--- Begin Data provided ---
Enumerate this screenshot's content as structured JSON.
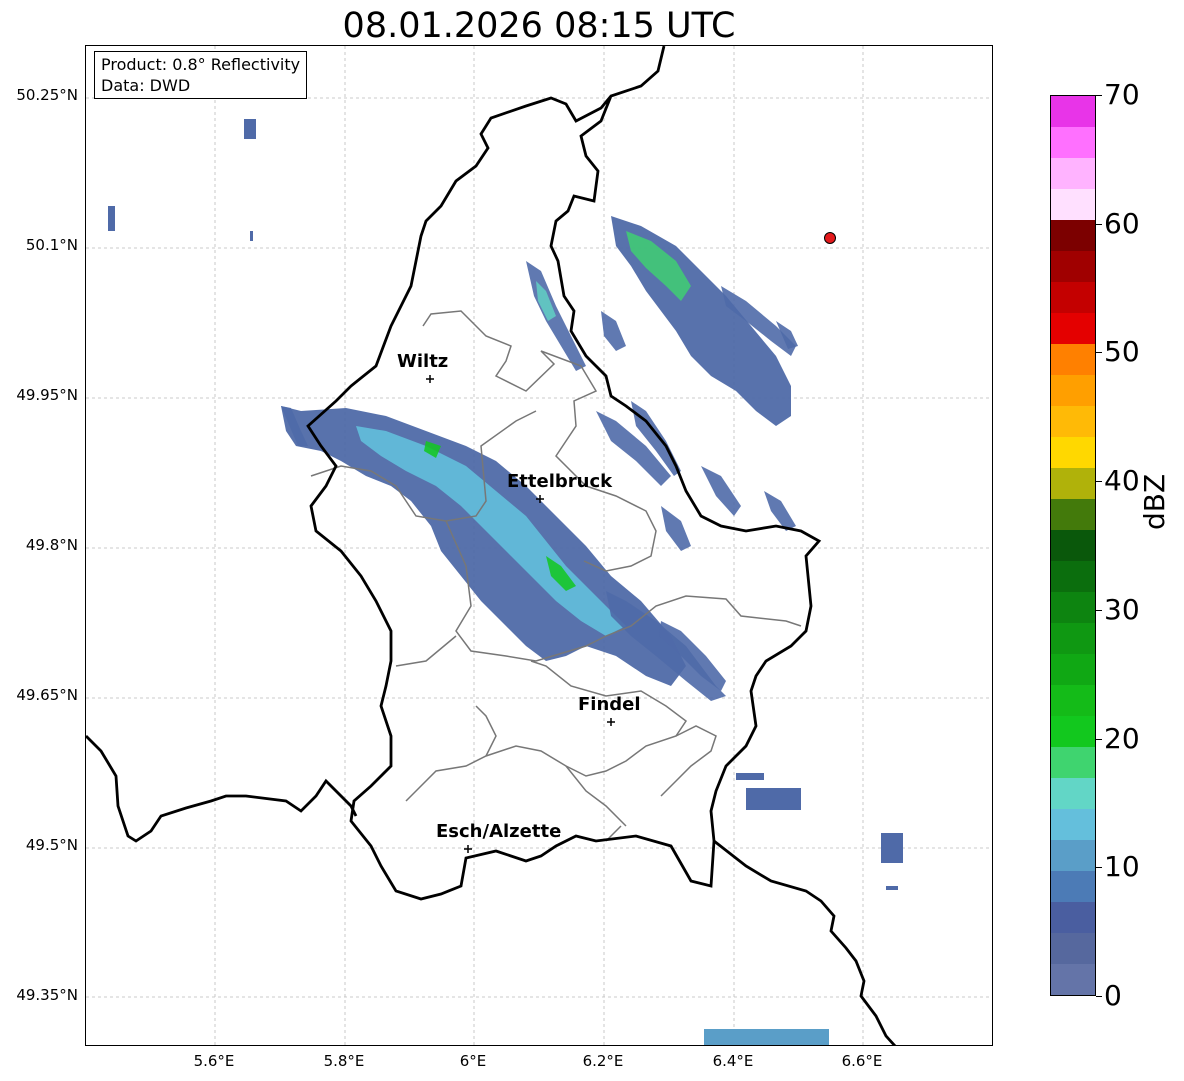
{
  "title": "08.01.2026 08:15 UTC",
  "info": {
    "product": "Product: 0.8° Reflectivity",
    "source": "Data: DWD"
  },
  "axes": {
    "lat_ticks": [
      "50.25°N",
      "50.1°N",
      "49.95°N",
      "49.8°N",
      "49.65°N",
      "49.5°N",
      "49.35°N"
    ],
    "lon_ticks": [
      "5.6°E",
      "5.8°E",
      "6°E",
      "6.2°E",
      "6.4°E",
      "6.6°E"
    ]
  },
  "cities": [
    {
      "name": "Wiltz"
    },
    {
      "name": "Ettelbruck"
    },
    {
      "name": "Findel"
    },
    {
      "name": "Esch/Alzette"
    }
  ],
  "marker": {
    "color": "#e31a1c"
  },
  "colorbar": {
    "label": "dBZ",
    "ticks": [
      "0",
      "10",
      "20",
      "30",
      "40",
      "50",
      "60",
      "70"
    ],
    "colors": [
      "#6474a8",
      "#56689e",
      "#4a5ea0",
      "#4c7bb6",
      "#5a9ec8",
      "#64bfdc",
      "#62d6c6",
      "#3fd46f",
      "#12c81e",
      "#14bb18",
      "#10a814",
      "#0f9812",
      "#0d8410",
      "#0b6e0d",
      "#0a580b",
      "#437a0b",
      "#b0b20a",
      "#ffd800",
      "#ffba06",
      "#ff9f00",
      "#ff8000",
      "#e40000",
      "#c40000",
      "#a00000",
      "#7c0000",
      "#ffe0ff",
      "#ffb3ff",
      "#ff70ff",
      "#e834e8"
    ]
  }
}
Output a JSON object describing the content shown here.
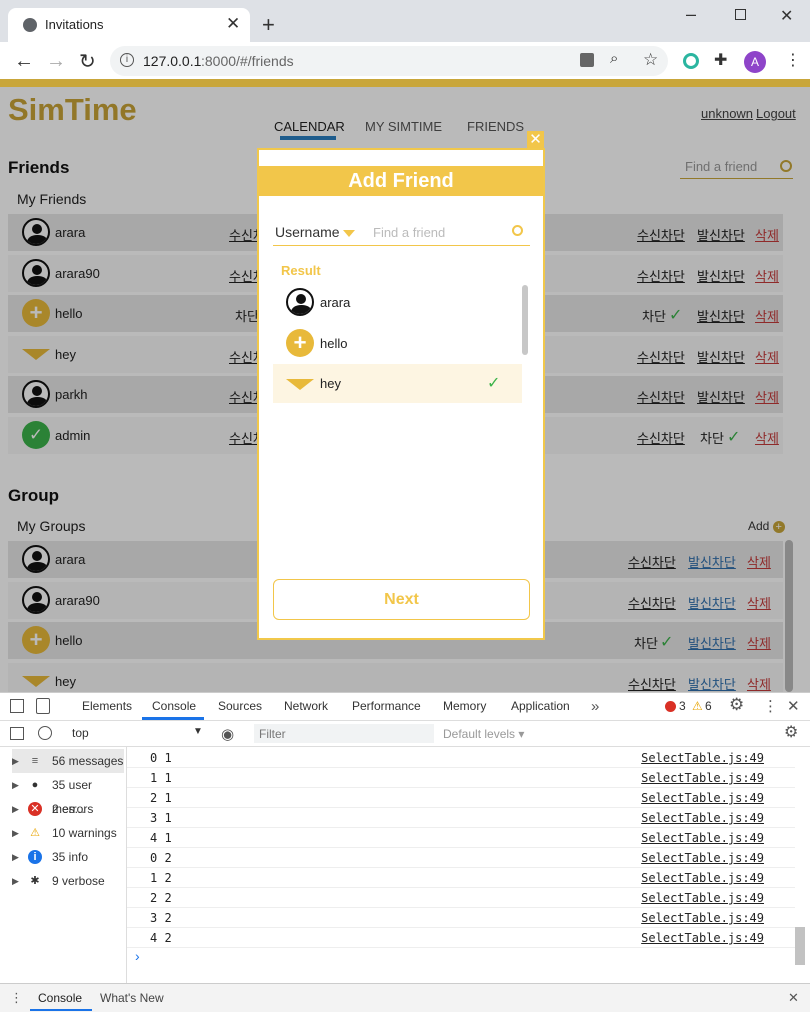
{
  "browser": {
    "tab_title": "Invitations",
    "url_host": "127.0.0.1",
    "url_path": ":8000/#/friends",
    "avatar_letter": "A"
  },
  "app": {
    "logo": "SimTime",
    "nav": [
      "CALENDAR",
      "MY SIMTIME",
      "FRIENDS"
    ],
    "user_link": "unknown",
    "logout_link": "Logout",
    "friends_title": "Friends",
    "my_friends": "My Friends",
    "find_placeholder": "Find a friend",
    "friends": [
      {
        "name": "arara",
        "avatar": "person",
        "a1": "수신차단",
        "b1": "수신차단",
        "b2": "발신차단",
        "b3": "삭제"
      },
      {
        "name": "arara90",
        "avatar": "person",
        "a1": "수신차",
        "b1": "수신차단",
        "b2": "발신차단",
        "b3": "삭제"
      },
      {
        "name": "hello",
        "avatar": "plus",
        "a1": "차단",
        "b1": "차단",
        "b2": "발신차단",
        "b3": "삭제"
      },
      {
        "name": "hey",
        "avatar": "arrow",
        "a1": "수신차",
        "b1": "수신차단",
        "b2": "발신차단",
        "b3": "삭제"
      },
      {
        "name": "parkh",
        "avatar": "person",
        "a1": "수신차",
        "b1": "수신차단",
        "b2": "발신차단",
        "b3": "삭제"
      },
      {
        "name": "admin",
        "avatar": "check",
        "a1": "수신차",
        "b1": "수신차단",
        "b2": "차단",
        "b3": "삭제"
      }
    ],
    "group_title": "Group",
    "my_groups": "My Groups",
    "add_label": "Add",
    "groups": [
      {
        "name": "arara",
        "avatar": "person",
        "b1": "수신차단",
        "b2": "발신차단",
        "b3": "삭제"
      },
      {
        "name": "arara90",
        "avatar": "person",
        "b1": "수신차단",
        "b2": "발신차단",
        "b3": "삭제"
      },
      {
        "name": "hello",
        "avatar": "plus",
        "b1": "차단",
        "b2": "발신차단",
        "b3": "삭제"
      },
      {
        "name": "hey",
        "avatar": "arrow",
        "b1": "수신차단",
        "b2": "발신차단",
        "b3": "삭제"
      }
    ]
  },
  "modal": {
    "title": "Add Friend",
    "select_label": "Username",
    "search_placeholder": "Find a friend",
    "result_label": "Result",
    "results": [
      {
        "name": "arara",
        "avatar": "person"
      },
      {
        "name": "hello",
        "avatar": "plus"
      },
      {
        "name": "hey",
        "avatar": "arrow",
        "selected": true
      }
    ],
    "next_label": "Next"
  },
  "devtools": {
    "tabs": [
      "Elements",
      "Console",
      "Sources",
      "Network",
      "Performance",
      "Memory",
      "Application"
    ],
    "more": "»",
    "errors": "3",
    "warnings": "6",
    "context": "top",
    "filter_placeholder": "Filter",
    "levels": "Default levels",
    "sidebar": [
      {
        "label": "56 messages",
        "icon": "list"
      },
      {
        "label": "35 user mes...",
        "icon": "user"
      },
      {
        "label": "2 errors",
        "icon": "error"
      },
      {
        "label": "10 warnings",
        "icon": "warning"
      },
      {
        "label": "35 info",
        "icon": "info"
      },
      {
        "label": "9 verbose",
        "icon": "bug"
      }
    ],
    "logs": [
      {
        "text": "0 1",
        "src": "SelectTable.js:49"
      },
      {
        "text": "1 1",
        "src": "SelectTable.js:49"
      },
      {
        "text": "2 1",
        "src": "SelectTable.js:49"
      },
      {
        "text": "3 1",
        "src": "SelectTable.js:49"
      },
      {
        "text": "4 1",
        "src": "SelectTable.js:49"
      },
      {
        "text": "0 2",
        "src": "SelectTable.js:49"
      },
      {
        "text": "1 2",
        "src": "SelectTable.js:49"
      },
      {
        "text": "2 2",
        "src": "SelectTable.js:49"
      },
      {
        "text": "3 2",
        "src": "SelectTable.js:49"
      },
      {
        "text": "4 2",
        "src": "SelectTable.js:49"
      }
    ],
    "prompt": "›",
    "drawer_tabs": [
      "Console",
      "What's New"
    ]
  }
}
--- End Data provided ---
Exercise task → Will you set down the records word for word while leaving out every picture?

Result of this exercise →
Enumerate this screenshot's content as structured JSON.
{
  "title": "08.01.2026 08:15 UTC",
  "info": {
    "product": "Product: 0.8° Reflectivity",
    "source": "Data: DWD"
  },
  "axes": {
    "lat_ticks": [
      "50.25°N",
      "50.1°N",
      "49.95°N",
      "49.8°N",
      "49.65°N",
      "49.5°N",
      "49.35°N"
    ],
    "lon_ticks": [
      "5.6°E",
      "5.8°E",
      "6°E",
      "6.2°E",
      "6.4°E",
      "6.6°E"
    ]
  },
  "cities": [
    {
      "name": "Wiltz"
    },
    {
      "name": "Ettelbruck"
    },
    {
      "name": "Findel"
    },
    {
      "name": "Esch/Alzette"
    }
  ],
  "marker": {
    "color": "#e31a1c"
  },
  "colorbar": {
    "label": "dBZ",
    "ticks": [
      "0",
      "10",
      "20",
      "30",
      "40",
      "50",
      "60",
      "70"
    ],
    "colors": [
      "#6474a8",
      "#56689e",
      "#4a5ea0",
      "#4c7bb6",
      "#5a9ec8",
      "#64bfdc",
      "#62d6c6",
      "#3fd46f",
      "#12c81e",
      "#14bb18",
      "#10a814",
      "#0f9812",
      "#0d8410",
      "#0b6e0d",
      "#0a580b",
      "#437a0b",
      "#b0b20a",
      "#ffd800",
      "#ffba06",
      "#ff9f00",
      "#ff8000",
      "#e40000",
      "#c40000",
      "#a00000",
      "#7c0000",
      "#ffe0ff",
      "#ffb3ff",
      "#ff70ff",
      "#e834e8"
    ]
  }
}
Output a JSON object describing the content shown here.
{
  "browser": {
    "tab_title": "Invitations",
    "url_host": "127.0.0.1",
    "url_path": ":8000/#/friends",
    "avatar_letter": "A"
  },
  "app": {
    "logo": "SimTime",
    "nav": [
      "CALENDAR",
      "MY SIMTIME",
      "FRIENDS"
    ],
    "user_link": "unknown",
    "logout_link": "Logout",
    "friends_title": "Friends",
    "my_friends": "My Friends",
    "find_placeholder": "Find a friend",
    "friends": [
      {
        "name": "arara",
        "avatar": "person",
        "a1": "수신차단",
        "b1": "수신차단",
        "b2": "발신차단",
        "b3": "삭제"
      },
      {
        "name": "arara90",
        "avatar": "person",
        "a1": "수신차",
        "b1": "수신차단",
        "b2": "발신차단",
        "b3": "삭제"
      },
      {
        "name": "hello",
        "avatar": "plus",
        "a1": "차단",
        "b1": "차단",
        "b2": "발신차단",
        "b3": "삭제"
      },
      {
        "name": "hey",
        "avatar": "arrow",
        "a1": "수신차",
        "b1": "수신차단",
        "b2": "발신차단",
        "b3": "삭제"
      },
      {
        "name": "parkh",
        "avatar": "person",
        "a1": "수신차",
        "b1": "수신차단",
        "b2": "발신차단",
        "b3": "삭제"
      },
      {
        "name": "admin",
        "avatar": "check",
        "a1": "수신차",
        "b1": "수신차단",
        "b2": "차단",
        "b3": "삭제"
      }
    ],
    "group_title": "Group",
    "my_groups": "My Groups",
    "add_label": "Add",
    "groups": [
      {
        "name": "arara",
        "avatar": "person",
        "b1": "수신차단",
        "b2": "발신차단",
        "b3": "삭제"
      },
      {
        "name": "arara90",
        "avatar": "person",
        "b1": "수신차단",
        "b2": "발신차단",
        "b3": "삭제"
      },
      {
        "name": "hello",
        "avatar": "plus",
        "b1": "차단",
        "b2": "발신차단",
        "b3": "삭제"
      },
      {
        "name": "hey",
        "avatar": "arrow",
        "b1": "수신차단",
        "b2": "발신차단",
        "b3": "삭제"
      }
    ]
  },
  "modal": {
    "title": "Add Friend",
    "select_label": "Username",
    "search_placeholder": "Find a friend",
    "result_label": "Result",
    "results": [
      {
        "name": "arara",
        "avatar": "person"
      },
      {
        "name": "hello",
        "avatar": "plus"
      },
      {
        "name": "hey",
        "avatar": "arrow",
        "selected": true
      }
    ],
    "next_label": "Next"
  },
  "devtools": {
    "tabs": [
      "Elements",
      "Console",
      "Sources",
      "Network",
      "Performance",
      "Memory",
      "Application"
    ],
    "more": "»",
    "errors": "3",
    "warnings": "6",
    "context": "top",
    "filter_placeholder": "Filter",
    "levels": "Default levels",
    "sidebar": [
      {
        "label": "56 messages",
        "icon": "list"
      },
      {
        "label": "35 user mes...",
        "icon": "user"
      },
      {
        "label": "2 errors",
        "icon": "error"
      },
      {
        "label": "10 warnings",
        "icon": "warning"
      },
      {
        "label": "35 info",
        "icon": "info"
      },
      {
        "label": "9 verbose",
        "icon": "bug"
      }
    ],
    "logs": [
      {
        "text": "0 1",
        "src": "SelectTable.js:49"
      },
      {
        "text": "1 1",
        "src": "SelectTable.js:49"
      },
      {
        "text": "2 1",
        "src": "SelectTable.js:49"
      },
      {
        "text": "3 1",
        "src": "SelectTable.js:49"
      },
      {
        "text": "4 1",
        "src": "SelectTable.js:49"
      },
      {
        "text": "0 2",
        "src": "SelectTable.js:49"
      },
      {
        "text": "1 2",
        "src": "SelectTable.js:49"
      },
      {
        "text": "2 2",
        "src": "SelectTable.js:49"
      },
      {
        "text": "3 2",
        "src": "SelectTable.js:49"
      },
      {
        "text": "4 2",
        "src": "SelectTable.js:49"
      }
    ],
    "prompt": "›",
    "drawer_tabs": [
      "Console",
      "What's New"
    ]
  }
}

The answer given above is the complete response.